* Dataset *
-*-*-

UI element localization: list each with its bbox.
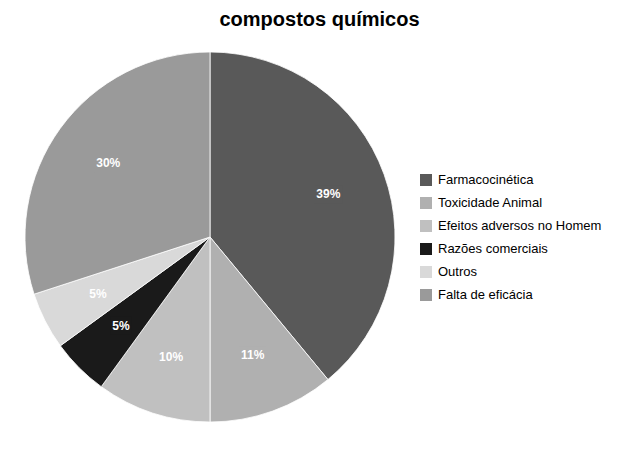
- html-text:Efeitos adversos no Homem: Efeitos adversos no Homem: [438, 218, 602, 233]
- html-text:Farmacocinética: Farmacocinética: [438, 172, 534, 187]
- html-text:Toxicidade Animal: Toxicidade Animal: [438, 195, 543, 210]
- svg-text:10%: 10%: [159, 350, 183, 364]
- svg-text:39%: 39%: [316, 187, 340, 201]
- svg-text:11%: 11%: [241, 348, 265, 362]
- html-text:compostos químicos: compostos químicos: [219, 8, 420, 30]
- svg-text:30%: 30%: [96, 156, 120, 170]
- svg-text:5%: 5%: [112, 319, 130, 333]
- html-text:Razões comerciais: Razões comerciais: [438, 241, 548, 256]
- html-text:Outros: Outros: [438, 264, 477, 279]
- svg-text:5%: 5%: [89, 287, 107, 301]
- html-text:Falta de eficácia: Falta de eficácia: [438, 287, 533, 302]
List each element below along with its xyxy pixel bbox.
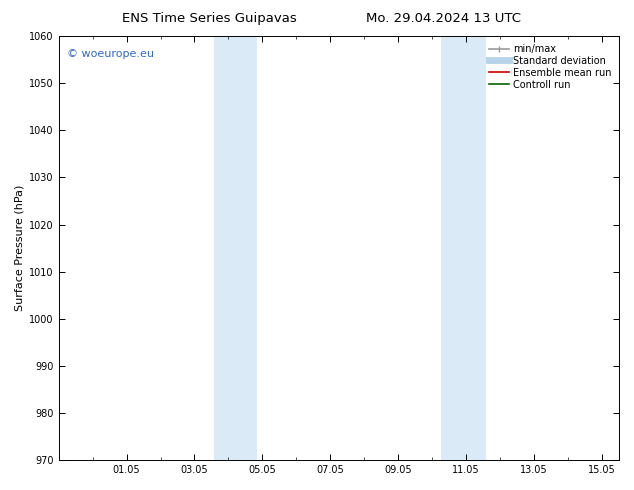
Bar (214, 36, 234, 460)
Bar (441, 36, 460, 460)
Bar (460, 36, 486, 460)
Bar (234, 36, 257, 460)
Text: ENS Time Series Guipavas: ENS Time Series Guipavas (122, 12, 297, 25)
Text: © woeurope.eu: © woeurope.eu (67, 49, 154, 59)
Legend: min/max, Standard deviation, Ensemble mean run, Controll run: min/max, Standard deviation, Ensemble me… (486, 41, 614, 93)
Y-axis label: Surface Pressure (hPa): Surface Pressure (hPa) (15, 185, 25, 311)
Text: Mo. 29.04.2024 13 UTC: Mo. 29.04.2024 13 UTC (366, 12, 521, 25)
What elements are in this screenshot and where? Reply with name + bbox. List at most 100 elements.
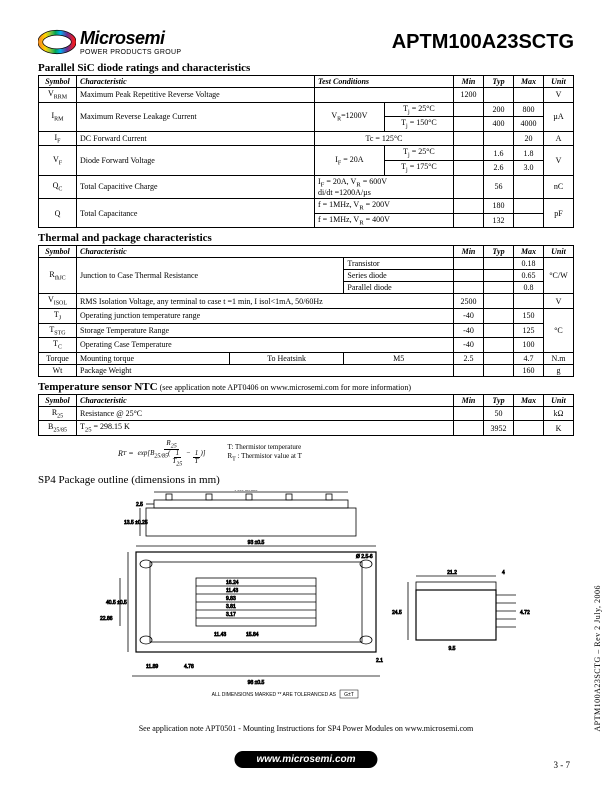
cell: 2.5 (454, 352, 484, 364)
row-tj: TJ Operating junction temperature range … (39, 308, 574, 323)
section-title-thermal: Thermal and package characteristics (38, 232, 574, 244)
row-torque: Torque Mounting torque To Heatsink M5 2.… (39, 352, 574, 364)
footer-url: www.microsemi.com (234, 751, 377, 768)
cell: Wt (39, 364, 77, 376)
cell: Resistance @ 25°C (77, 406, 454, 421)
th: Symbol (39, 394, 77, 406)
svg-text:3.81: 3.81 (226, 604, 236, 610)
cell: -40 (454, 338, 484, 353)
th-conditions: Test Conditions (314, 76, 453, 88)
th-characteristic: Characteristic (77, 76, 315, 88)
cell: Total Capacitance (77, 199, 315, 228)
cell: 800 (514, 102, 544, 117)
cell: IF = 20A (314, 146, 384, 175)
svg-text:24.5: 24.5 (392, 610, 402, 616)
th: Max (514, 246, 544, 258)
cell (454, 199, 484, 214)
svg-text:40.5 ±0.5: 40.5 ±0.5 (106, 600, 127, 606)
part-number: APTM100A23SCTG (392, 31, 574, 54)
svg-text:4: 4 (502, 570, 505, 576)
table-ntc: Symbol Characteristic Min Typ Max Unit R… (38, 394, 574, 436)
cell: 3.0 (514, 160, 544, 175)
row-b: B25/85 T25 = 298.15 K 3952 K (39, 421, 574, 436)
cell: 1.8 (514, 146, 544, 161)
row-vf-a: VF Diode Forward Voltage IF = 20A Tj = 2… (39, 146, 574, 161)
page-header: Microsemi POWER PRODUCTS GROUP APTM100A2… (38, 28, 574, 56)
cell: 125 (514, 323, 544, 338)
th: Typ (484, 246, 514, 258)
logo: Microsemi POWER PRODUCTS GROUP (38, 28, 181, 56)
svg-text:9.5: 9.5 (449, 646, 456, 652)
cell: Transistor (344, 258, 454, 270)
cell: Package Weight (77, 364, 454, 376)
th: Unit (544, 246, 574, 258)
section-title-ntc: Temperature sensor NTC (see application … (38, 381, 574, 393)
side-revision: APTM100A23SCTG – Rev 2 July, 2006 (593, 585, 602, 732)
cell (514, 213, 544, 228)
th: Unit (544, 394, 574, 406)
cell: 56 (484, 175, 514, 199)
section-title-diode: Parallel SiC diode ratings and character… (38, 62, 574, 74)
logo-tagline: POWER PRODUCTS GROUP (80, 49, 181, 56)
cell (314, 88, 453, 103)
formula-legend: T: Thermistor temperature RT : Thermisto… (228, 443, 302, 464)
cell (454, 117, 484, 132)
svg-text:11.43: 11.43 (226, 588, 238, 594)
row-if: IF DC Forward Current Tc = 125°C 20 A (39, 131, 574, 146)
cell (484, 131, 514, 146)
cell: Maximum Peak Repetitive Reverse Voltage (77, 88, 315, 103)
cell (454, 175, 484, 199)
table-header-row: Symbol Characteristic Min Typ Max Unit (39, 394, 574, 406)
th: Characteristic (77, 246, 454, 258)
cell (454, 131, 484, 146)
cell: Maximum Reverse Leakage Current (77, 102, 315, 131)
cell: Storage Temperature Range (77, 323, 454, 338)
cell: T25 = 298.15 K (77, 421, 454, 436)
cell: To Heatsink (229, 352, 344, 364)
cell: 2500 (454, 294, 484, 309)
cell: 160 (514, 364, 544, 376)
cell: Series diode (344, 270, 454, 282)
cell (454, 160, 484, 175)
th-typ: Typ (484, 76, 514, 88)
cell (484, 88, 514, 103)
svg-text:9.83: 9.83 (226, 596, 236, 602)
footnote: See application note APT0501 - Mounting … (38, 724, 574, 733)
cell: kΩ (544, 406, 574, 421)
cell: Tj = 25°C (384, 102, 453, 117)
cell: Diode Forward Voltage (77, 146, 315, 175)
table-thermal: Symbol Characteristic Min Typ Max Unit R… (38, 245, 574, 376)
th: Typ (484, 394, 514, 406)
cell: µA (544, 102, 574, 131)
cell: Parallel diode (344, 282, 454, 294)
svg-text:78.5 ±0.25: 78.5 ±0.25 (234, 490, 258, 492)
cell: V (544, 146, 574, 175)
cell (454, 213, 484, 228)
th-symbol: Symbol (39, 76, 77, 88)
cell: VR=1200V (314, 102, 384, 131)
row-qc: QC Total Capacitive Charge IF = 20A, VR … (39, 175, 574, 199)
page-number: 3 - 7 (554, 760, 571, 770)
cell: f = 1MHz, VR = 400V (314, 213, 453, 228)
svg-text:11.43: 11.43 (214, 632, 226, 638)
cell: pF (544, 199, 574, 228)
logo-name: Microsemi (80, 28, 181, 49)
package-drawing: 78.5 ±0.25 2.5 13.5 ±0.25 16.24 11.43 9.… (76, 490, 536, 720)
svg-text:3.17: 3.17 (226, 612, 236, 618)
cell: V (544, 294, 574, 309)
cell: Tj = 175°C (384, 160, 453, 175)
cell: °C/W (544, 258, 574, 294)
svg-text:98 ±0.5: 98 ±0.5 (248, 680, 265, 686)
th-max: Max (514, 76, 544, 88)
cell: 180 (484, 199, 514, 214)
cell: 4000 (514, 117, 544, 132)
cell: Tc = 125°C (314, 131, 453, 146)
section-title-package: SP4 Package outline (dimensions in mm) (38, 474, 574, 486)
cell (514, 175, 544, 199)
cell: K (544, 421, 574, 436)
cell: nC (544, 175, 574, 199)
row-rthjc-1: RthJC Junction to Case Thermal Resistanc… (39, 258, 574, 270)
row-tc: TC Operating Case Temperature -40100 (39, 338, 574, 353)
cell: Operating junction temperature range (77, 308, 454, 323)
cell: 100 (514, 338, 544, 353)
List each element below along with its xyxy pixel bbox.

-*-*-

* Task goal *
Give every line of the entries above as a Markdown table with the columns Row and Text, numbering the rows in order. Skip blank lines and leave the pictures out.

* Response for this exercise *
| Row | Text |
|---|---|
| 1 | UI element localization: list each with its bbox. |
| 2 | - html-text:Efeitos adversos no Homem: Efeitos adversos no Homem: [438, 218, 602, 233] |
| 3 | - html-text:Farmacocinética: Farmacocinética: [438, 172, 534, 187] |
| 4 | - html-text:Toxicidade Animal: Toxicidade Animal: [438, 195, 543, 210] |
| 5 | - svg-text:10%: 10%: [159, 350, 183, 364] |
| 6 | - svg-text:39%: 39%: [316, 187, 340, 201] |
| 7 | - svg-text:11%: 11%: [241, 348, 265, 362] |
| 8 | - html-text:compostos químicos: compostos químicos: [219, 8, 420, 30] |
| 9 | - svg-text:30%: 30%: [96, 156, 120, 170] |
| 10 | - svg-text:5%: 5%: [112, 319, 130, 333] |
| 11 | - html-text:Razões comerciais: Razões comerciais: [438, 241, 548, 256] |
| 12 | - html-text:Outros: Outros: [438, 264, 477, 279] |
| 13 | - svg-text:5%: 5%: [89, 287, 107, 301] |
| 14 | - html-text:Falta de eficácia: Falta de eficácia: [438, 287, 533, 302] |
| 15 | List each element below along with its xyxy pixel bbox. |
| 16 | Bar (214, 36, 234, 460) |
| 17 | Bar (441, 36, 460, 460) |
| 18 | Bar (460, 36, 486, 460) |
| 19 | Bar (234, 36, 257, 460) |
| 20 | Text: ENS Time Series Guipavas: ENS Time Series Guipavas (122, 12, 297, 25) |
| 21 | Text: © woeurope.eu: © woeurope.eu (67, 49, 154, 59) |
| 22 | Legend: min/max, Standard deviation, Ensemble mean run, Controll run: min/max, Standard deviation, Ensemble me… (486, 41, 614, 93) |
| 23 | Y-axis label: Surface Pressure (hPa): Surface Pressure (hPa) (15, 185, 25, 311) |
| 24 | Text: Mo. 29.04.2024 13 UTC: Mo. 29.04.2024 13 UTC (366, 12, 521, 25) |
| 25 | What elements are in this screenshot and where? Reply with name + bbox. List at most 100 elements. |
| 26 | cell: 2.5 (454, 352, 484, 364) |
| 27 | row-tj: TJ Operating junction temperature range … (39, 308, 574, 323) |
| 28 | section-title-thermal: Thermal and package characteristics (38, 232, 574, 244) |
| 29 | row-torque: Torque Mounting torque To Heatsink M5 2.… (39, 352, 574, 364) |
| 30 | footer-url: www.microsemi.com (234, 751, 377, 768) |
| 31 | cell: Wt (39, 364, 77, 376) |
| 32 | cell: Resistance @ 25°C (77, 406, 454, 421) |
| 33 | th: Symbol (39, 394, 77, 406) |
| 34 | svg-text:3.81: 3.81 (226, 604, 236, 610) |
| 35 | cell: -40 (454, 338, 484, 353) |
| 36 | th-conditions: Test Conditions (314, 76, 453, 88) |
| 37 | th-characteristic: Characteristic (77, 76, 315, 88) |
| 38 | cell: Total Capacitance (77, 199, 315, 228) |
| 39 | cell: 800 (514, 102, 544, 117) |
| 40 | cell: IF = 20A (314, 146, 384, 175) |
| 41 | svg-text:24.5: 24.5 (392, 610, 402, 616) |
| 42 | th: Max (514, 246, 544, 258) |
| 43 | cell (454, 199, 484, 214) |
| 44 | svg-text:40.5 ±0.5: 40.5 ±0.5 (106, 600, 127, 606) |
| 45 | part-number: APTM100A23SCTG (392, 31, 574, 54) |
| 46 | svg-text:4: 4 (502, 570, 505, 576) |
| 47 | table-ntc: Symbol Characteristic Min Typ Max Unit R… (38, 394, 574, 436) |
| 48 | cell: 3.0 (514, 160, 544, 175) |
| 49 | row-b: B25/85 T25 = 298.15 K 3952 K (39, 421, 574, 436) |
| 50 | cell: 1.8 (514, 146, 544, 161) |
| 51 | row-vf-a: VF Diode Forward Voltage IF = 20A Tj = 2… (39, 146, 574, 161) |
| 52 | page-header: Microsemi POWER PRODUCTS GROUP APTM100A2… (38, 28, 574, 56) |
| 53 | cell: 125 (514, 323, 544, 338) |
| 54 | th: Typ (484, 246, 514, 258) |
| 55 | logo: Microsemi POWER PRODUCTS GROUP (38, 28, 181, 56) |
| 56 | svg-text:9.5: 9.5 (449, 646, 456, 652) |
| 57 | cell: Transistor (344, 258, 454, 270) |
| 58 | cell: Package Weight (77, 364, 454, 376) |
| 59 | th: Unit (544, 246, 574, 258) |
| 60 | section-title-ntc: Temperature sensor NTC (see application … (38, 381, 574, 393) |
| 61 | side-revision: APTM100A23SCTG – Rev 2 July, 2006 (593, 585, 602, 732) |
| 62 | cell (514, 213, 544, 228) |
| 63 | th: Unit (544, 394, 574, 406) |
| 64 | cell: 56 (484, 175, 514, 199) |
| 65 | section-title-diode: Parallel SiC diode ratings and character… (38, 62, 574, 74) |
| 66 | logo-tagline: POWER PRODUCTS GROUP (80, 49, 181, 56) |
| 67 | cell (314, 88, 453, 103) |
| 68 | formula-legend: T: Thermistor temperature RT : Thermisto… (228, 443, 302, 464) |
| 69 | cell (454, 117, 484, 132) |
| 70 | svg-text:11.43: 11.43 (226, 588, 238, 594) |
| 71 | row-if: IF DC Forward Current Tc = 125°C 20 A (39, 131, 574, 146) |
| 72 | cell (484, 131, 514, 146) |
| 73 | cell: Maximum Peak Repetitive Reverse Voltage (77, 88, 315, 103) |
| 74 | cell (454, 175, 484, 199) |
| 75 | table-header-row: Symbol Characteristic Min Typ Max Unit (39, 394, 574, 406) |
| 76 | th: Characteristic (77, 246, 454, 258) |
| 77 | cell (454, 131, 484, 146) |
| 78 | cell: Maximum Reverse Leakage Current (77, 102, 315, 131) |
| 79 | cell: Storage Temperature Range (77, 323, 454, 338) |
| 80 | cell: T25 = 298.15 K (77, 421, 454, 436) |
| 81 | cell: To Heatsink (229, 352, 344, 364) |
| 82 | cell: 2500 (454, 294, 484, 309) |
| 83 | cell: 160 (514, 364, 544, 376) |
| 84 | cell: Series diode (344, 270, 454, 282) |
| 85 | cell (454, 160, 484, 175) |
| 86 | th-typ: Typ (484, 76, 514, 88) |
| 87 | cell (484, 88, 514, 103) |
| 88 | svg-text:9.83: 9.83 (226, 596, 236, 602) |
| 89 | footnote: See application note APT0501 - Mounting … (38, 724, 574, 733) |
| 90 | cell: kΩ (544, 406, 574, 421) |
| 91 | cell: Tj = 25°C (384, 102, 453, 117) |
| 92 | cell: Diode Forward Voltage (77, 146, 315, 175) |
| 93 | table-thermal: Symbol Characteristic Min Typ Max Unit R… (38, 245, 574, 376) |
| 94 | th: Typ (484, 394, 514, 406) |
| 95 | cell: µA (544, 102, 574, 131) |
| 96 | cell: Parallel diode (344, 282, 454, 294) |
| 97 | svg-text:78.5 ±0.25: 78.5 ±0.25 (234, 490, 258, 492) |
| 98 | cell: V (544, 146, 574, 175) |
| 99 | cell (454, 213, 484, 228) |
| 100 | th-symbol: Symbol (39, 76, 77, 88) |
| 101 | cell: VR=1200V (314, 102, 384, 131) |
| 102 | row-qc: QC Total Capacitive Charge IF = 20A, VR … (39, 175, 574, 199) |
| 103 | page-number: 3 - 7 (554, 760, 571, 770) |
| 104 | cell: f = 1MHz, VR = 400V (314, 213, 453, 228) |
| 105 | svg-text:11.43: 11.43 (214, 632, 226, 638) |
| 106 | cell: pF (544, 199, 574, 228) |
| 107 | logo-name: Microsemi (80, 28, 181, 49) |
| 108 | package-drawing: 78.5 ±0.25 2.5 13.5 ±0.25 16.24 11.43 9.… (76, 490, 536, 720) |
| 109 | svg-text:3.17: 3.17 (226, 612, 236, 618) |
| 110 | cell: V (544, 294, 574, 309) |
| 111 | cell: Tj = 175°C (384, 160, 453, 175) |
| 112 | cell: °C/W (544, 258, 574, 294) |
| 113 | svg-text:98 ±0.5: 98 ±0.5 (248, 680, 265, 686) |
| 114 | th-max: Max (514, 76, 544, 88) |
| 115 | cell: 180 (484, 199, 514, 214) |
| 116 | cell: 4000 (514, 117, 544, 132) |
| 117 | cell: Tc = 125°C (314, 131, 453, 146) |
| 118 | section-title-package: SP4 Package outline (dimensions in mm) (38, 474, 574, 486) |
| 119 | cell (514, 175, 544, 199) |
| 120 | cell: K (544, 421, 574, 436) |
| 121 | cell: nC (544, 175, 574, 199) |
| 122 | row-rthjc-1: RthJC Junction to Case Thermal Resistanc… (39, 258, 574, 270) |
| 123 | row-tc: TC Operating Case Temperature -40100 (39, 338, 574, 353) |
| 124 | cell: Operating junction temperature range (77, 308, 454, 323) |
| 125 | cell: 100 (514, 338, 544, 353) |
| 126 | List each element below along with its xyxy pixel bbox. |